* Provided passage

++++++++++

Artwork by Elizabeth Gourlay

School teaches our children many things: The Pythagorean Theorem, where to properly place a comma, how to dissect a frog, etc. – education is crucial. Our teachers do an incredible job, are underpaid/under-supported and, if we’re being honest, deserve sainthood.  

But schools do have their limits; they cannot teach our children everything our kids need to know to make their way in the real world. Some lessons, such as how to do laundry, should be taught at home. And there are others (how to get over heartbreak, the art of losing well, understanding it’s okay to make mistakes) our children should discover autonomously.  

However, just as college admissions require prerequisites, we think a life skills course should be a requirement before embarking upon, well, life (after high school). So, we chatted with several teens and recent college graduates to understand what “they wished they had learned in school,” and then developed our very own Katonah Connect Life Skills Course. 

It’s full of helpful advice and life-honing activities for you to teach your kids – each skill is broken down into four lessons. The best part is, there’s very little you must buy (although we do recommend having a bottle of Tylenol and/or a glass of wine ready for yourself at the end of each lesson). 

And maybe, just maybe, your kids will thank you when you’re done. Or, you know, maybe they won’t – but at least you’ll have the Tylenol and/or wine to console yourself.

Personal finance 

Financial stability is a goal for all individuals, and young adults are no exception. Money management can be tricky to navigate, so giving teens the necessary information to confidently tackle a few core areas is essential.

++++++++++

[Spatial layout data]
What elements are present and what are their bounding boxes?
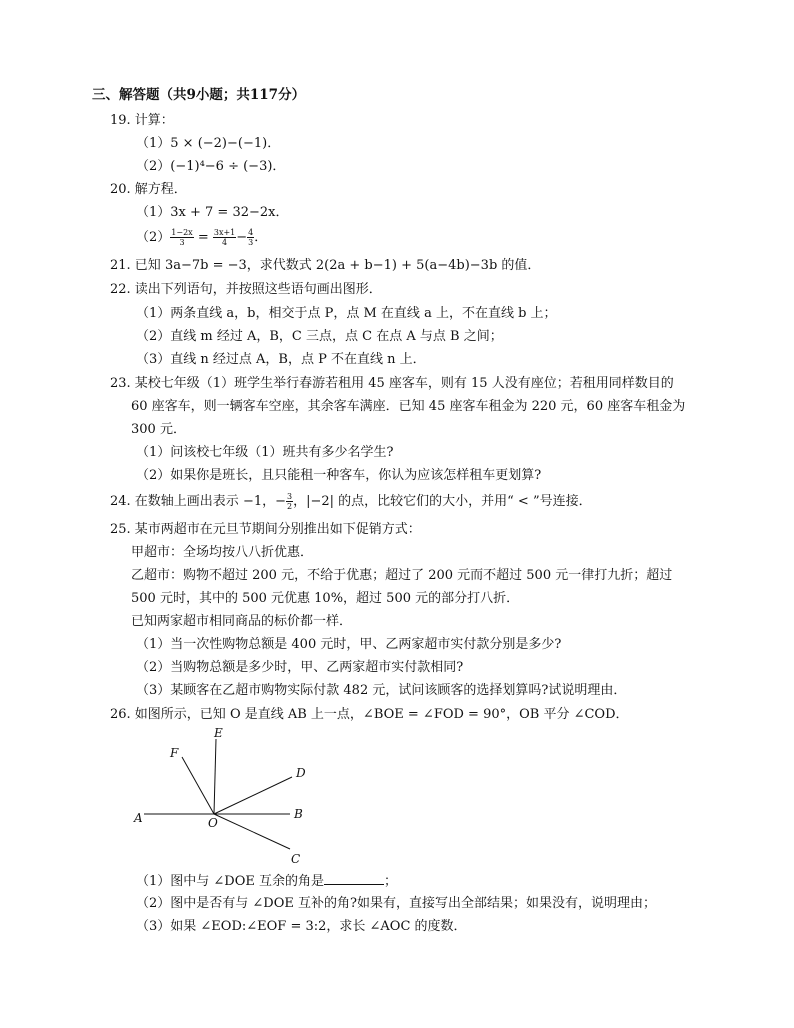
question-25-part-1: （1）当一次性购物总额是 400 元时，甲、乙两家超市实付款分别是多少?	[136, 637, 562, 652]
question-22-part-2: （2）直线 m 经过 A，B，C 三点，点 C 在点 A 与点 B 之间；	[136, 329, 503, 344]
question-23-part-1: （1）问该校七年级（1）班共有多少名学生?	[136, 445, 394, 460]
question-23-line-2: 60 座客车，则一辆客车空座，其余客车满座．已知 45 座客车租金为 220 元，60 座客车租金为	[131, 399, 686, 414]
question-25-line-1: 25. 某市两超市在元旦节期间分别推出如下促销方式：	[110, 522, 421, 537]
question-25-line-3: 乙超市：购物不超过 200 元，不给于优惠；超过了 200 元而不超过 500 元一律打九折；超过	[131, 568, 673, 583]
question-25-part-2: （2）当购物总额是多少时，甲、乙两家超市实付款相同?	[136, 660, 464, 675]
period: ．	[254, 230, 268, 245]
ray-of	[182, 757, 214, 814]
question-26-part-1-text: （1）图中与 ∠DOE 互余的角是	[136, 874, 324, 889]
question-26-part-3: （3）如果 ∠EOD:∠EOF = 3:2，求长 ∠AOC 的度数．	[136, 919, 467, 934]
question-20-part-1: （1）3x + 7 = 32−2x．	[136, 205, 289, 220]
fraction-1-numerator: 1−2x	[171, 228, 193, 237]
ray-oe	[214, 739, 216, 814]
label-f: F	[170, 746, 179, 760]
question-22-part-1: （1）两条直线 a，b，相交于点 P，点 M 在直线 a 上，不在直线 b 上；	[136, 306, 557, 321]
question-21: 21. 已知 3a−7b = −3，求代数式 2(2a + b−1) + 5(a−4b)−3b 的值．	[110, 258, 541, 273]
label-a: A	[134, 811, 143, 825]
equals-sign: =	[193, 230, 213, 245]
question-26-part-1-end: ；	[384, 874, 398, 889]
label-c: C	[291, 852, 301, 866]
fraction-3-numerator: 4	[248, 228, 254, 237]
question-19-part-2: （2）(−1)⁴−6 ÷ (−3)．	[136, 159, 286, 174]
ray-oc	[214, 814, 290, 849]
label-e: E	[214, 727, 223, 740]
minus-sign: −	[236, 230, 248, 245]
question-23-part-2: （2）如果你是班长，且只能租一种客车，你认为应该怎样租车更划算?	[136, 468, 542, 483]
section-title: 三、解答题（共9小题；共117分）	[92, 87, 306, 103]
answer-blank	[324, 872, 384, 885]
question-26-part-1	[136, 872, 397, 891]
question-23-line-1: 23. 某校七年级（1）班学生举行春游若租用 45 座客车，则有 15 人没有座位；若租用同样数目的	[110, 376, 674, 391]
fraction-1	[170, 228, 193, 247]
ray-od	[214, 777, 292, 814]
fraction-denominator: 2	[287, 502, 293, 511]
angle-figure	[128, 727, 328, 867]
question-24-suffix: ，|−2| 的点，比较它们的大小，并用“ < ”号连接．	[293, 494, 592, 509]
question-22-part-3: （3）直线 n 经过点 A，B，点 P 不在直线 n 上．	[136, 352, 426, 367]
label-d: D	[296, 766, 306, 780]
question-24-prefix: 24. 在数轴上画出表示 −1，−	[110, 494, 286, 509]
label-b: B	[294, 807, 303, 821]
question-19-part-1: （1）5 × (−2)−(−1)．	[136, 136, 281, 151]
question-22-label: 22. 读出下列语句，并按照这些语句画出图形．	[110, 282, 382, 297]
question-20-part-2-prefix: （2）	[136, 230, 171, 245]
fraction-2-numerator: 3x+1	[213, 228, 236, 237]
question-26-part-2: （2）图中是否有与 ∠DOE 互补的角?如果有，直接写出全部结果；如果没有，说明理由；	[136, 896, 656, 911]
fraction-2-denominator: 4	[222, 238, 228, 247]
question-25-part-3: （3）某顾客在乙超市购物实际付款 482 元，试问该顾客的选择划算吗?试说明理由．	[136, 683, 627, 698]
fraction-2	[213, 228, 236, 247]
fraction-numerator: 3	[287, 492, 293, 501]
question-25-line-5: 已知两家超市相同商品的标价都一样．	[131, 614, 353, 629]
label-o: O	[208, 816, 218, 830]
question-26-label: 26. 如图所示，已知 O 是直线 AB 上一点，∠BOE = ∠FOD = 90°，OB 平分 ∠COD．	[110, 707, 629, 722]
question-25-line-2: 甲超市：全场均按八八折优惠．	[131, 545, 314, 560]
fraction-1-denominator: 3	[179, 238, 185, 247]
fraction-3-denominator: 3	[248, 238, 254, 247]
question-24	[110, 492, 592, 511]
question-19-label: 19. 计算：	[110, 113, 174, 128]
question-25-line-4: 500 元时，其中的 500 元优惠 10%，超过 500 元的部分打八折．	[131, 591, 520, 606]
question-23-line-3: 300 元．	[131, 422, 186, 437]
question-20-part-2	[136, 228, 267, 247]
question-20-label: 20. 解方程．	[110, 182, 187, 197]
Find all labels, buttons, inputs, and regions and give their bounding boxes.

++++++++++

* Your tasks
A. According to the life skills passage, why is it essential to give teens information on a few core areas of money management? Answer in one to three sentences.
B. Please answer these questions using the life skills passage:
(i) Into how many lessons is each skill broken down?
(ii) With whom did the writers chat before developing their course?
(iii) What lesson does the passage name as one that should be taught at home?

* Full answers
A. Financial stability is a goal for all individuals, including young adults, and money management can be tricky to navigate. Giving teens the necessary information lets them tackle those core areas with confidence.

B.
(i) Four lessons.
(ii) Several teens and recent college graduates.
(iii) How to do laundry.